> **Required task**:
Among the records that follow, count the lines with the string "Browser"; report only that count.

> **Rows**:

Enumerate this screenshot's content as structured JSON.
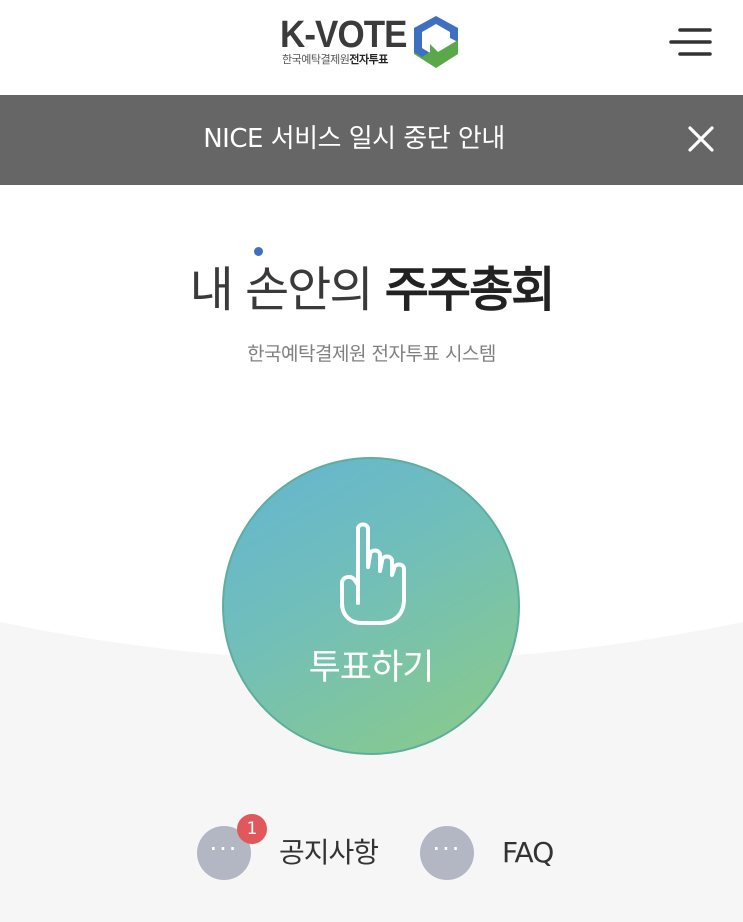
{
  "header": {
    "logo_text": "K-VOTE",
    "logo_sub_main": "한국예탁결제원",
    "logo_sub_bold": "전자투표",
    "menu_icon": "hamburger-menu-icon"
  },
  "notice": {
    "text": "NICE 서비스 일시 중단 안내",
    "close_icon": "close-icon",
    "background": "#666666"
  },
  "hero": {
    "title_light": "내 손안의",
    "title_bold": "주주총회",
    "subtitle": "한국예탁결제원 전자투표 시스템",
    "dot_color": "#3f6fc0"
  },
  "vote_button": {
    "label": "투표하기",
    "icon": "pointing-hand-icon",
    "gradient": [
      "#63b5d3",
      "#72bfb8",
      "#8ccb86"
    ]
  },
  "links": {
    "notice": {
      "label": "공지사항",
      "icon_text": "···",
      "badge": "1"
    },
    "faq": {
      "label": "FAQ",
      "icon_text": "···"
    }
  },
  "colors": {
    "badge": "#e0585c",
    "link_circle": "#b3b7c3",
    "brand_green": "#5aa84a",
    "brand_blue": "#3f6fc0"
  }
}
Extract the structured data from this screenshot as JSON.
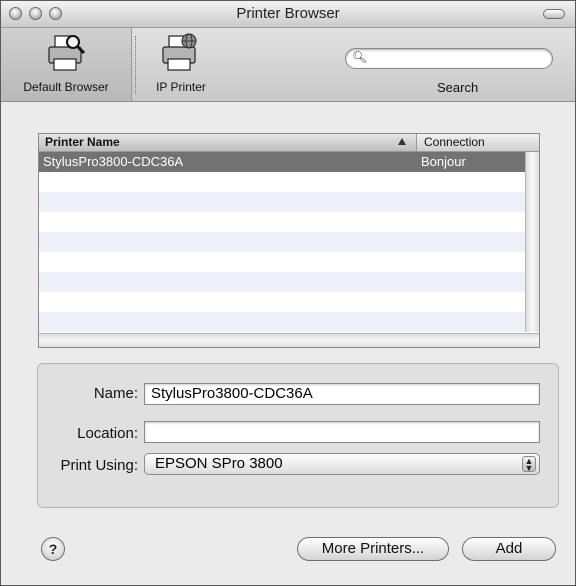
{
  "window": {
    "title": "Printer Browser"
  },
  "toolbar": {
    "default_browser_label": "Default Browser",
    "ip_printer_label": "IP Printer",
    "search_label": "Search",
    "search_value": ""
  },
  "printer_list": {
    "columns": [
      "Printer Name",
      "Connection"
    ],
    "rows": [
      {
        "name": "StylusPro3800-CDC36A",
        "connection": "Bonjour"
      }
    ]
  },
  "details": {
    "name_label": "Name:",
    "name_value": "StylusPro3800-CDC36A",
    "location_label": "Location:",
    "location_value": "",
    "print_using_label": "Print Using:",
    "print_using_value": "EPSON SPro 3800"
  },
  "buttons": {
    "help": "?",
    "more_printers": "More Printers...",
    "add": "Add"
  }
}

> **Full output**:
2